**TASK DATA:**
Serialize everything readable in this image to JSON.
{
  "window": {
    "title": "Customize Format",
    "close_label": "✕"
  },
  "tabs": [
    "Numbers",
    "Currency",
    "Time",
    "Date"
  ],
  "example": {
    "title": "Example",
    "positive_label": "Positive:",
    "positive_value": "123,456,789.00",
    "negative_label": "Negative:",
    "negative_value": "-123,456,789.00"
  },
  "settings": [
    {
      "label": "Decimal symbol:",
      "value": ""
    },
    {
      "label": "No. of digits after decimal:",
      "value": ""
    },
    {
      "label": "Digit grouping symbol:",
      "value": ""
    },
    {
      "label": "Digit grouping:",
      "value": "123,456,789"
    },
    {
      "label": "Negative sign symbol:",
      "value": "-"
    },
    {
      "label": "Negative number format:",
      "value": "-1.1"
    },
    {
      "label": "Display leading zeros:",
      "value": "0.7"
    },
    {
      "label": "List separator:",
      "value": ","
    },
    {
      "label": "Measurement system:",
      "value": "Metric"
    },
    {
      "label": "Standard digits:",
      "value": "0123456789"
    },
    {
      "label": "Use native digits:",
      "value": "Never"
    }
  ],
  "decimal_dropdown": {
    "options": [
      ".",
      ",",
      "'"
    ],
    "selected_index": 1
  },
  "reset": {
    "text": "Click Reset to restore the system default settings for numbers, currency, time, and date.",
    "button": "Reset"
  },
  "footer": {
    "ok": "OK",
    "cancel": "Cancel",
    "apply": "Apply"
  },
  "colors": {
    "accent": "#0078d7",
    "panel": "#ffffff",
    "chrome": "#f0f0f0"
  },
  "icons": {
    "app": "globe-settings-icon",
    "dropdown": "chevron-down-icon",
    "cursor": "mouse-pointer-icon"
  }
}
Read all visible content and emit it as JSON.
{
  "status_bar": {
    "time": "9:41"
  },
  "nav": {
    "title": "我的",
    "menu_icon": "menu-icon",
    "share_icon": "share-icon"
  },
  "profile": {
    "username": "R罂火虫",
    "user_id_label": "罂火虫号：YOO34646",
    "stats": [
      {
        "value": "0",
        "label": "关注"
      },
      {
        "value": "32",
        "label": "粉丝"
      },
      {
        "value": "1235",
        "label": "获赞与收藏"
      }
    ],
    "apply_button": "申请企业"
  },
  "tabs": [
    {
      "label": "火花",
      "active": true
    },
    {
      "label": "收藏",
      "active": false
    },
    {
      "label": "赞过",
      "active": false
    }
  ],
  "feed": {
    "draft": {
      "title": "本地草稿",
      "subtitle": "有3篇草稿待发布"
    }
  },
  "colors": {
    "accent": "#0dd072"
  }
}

**STATED TASK:** In the listing above, find the line containing "Read all visible content and emit it as JSON." and please quote exactly that line through the last one, and no other lines.

**SOLUTION BELOW:**
Read all visible content and emit it as JSON.
{
  "status_bar": {
    "time": "9:41"
  },
  "nav": {
    "title": "我的",
    "menu_icon": "menu-icon",
    "share_icon": "share-icon"
  },
  "profile": {
    "username": "R罂火虫",
    "user_id_label": "罂火虫号：YOO34646",
    "stats": [
      {
        "value": "0",
        "label": "关注"
      },
      {
        "value": "32",
        "label": "粉丝"
      },
      {
        "value": "1235",
        "label": "获赞与收藏"
      }
    ],
    "apply_button": "申请企业"
  },
  "tabs": [
    {
      "label": "火花",
      "active": true
    },
    {
      "label": "收藏",
      "active": false
    },
    {
      "label": "赞过",
      "active": false
    }
  ],
  "feed": {
    "draft": {
      "title": "本地草稿",
      "subtitle": "有3篇草稿待发布"
    }
  },
  "colors": {
    "accent": "#0dd072"
  }
}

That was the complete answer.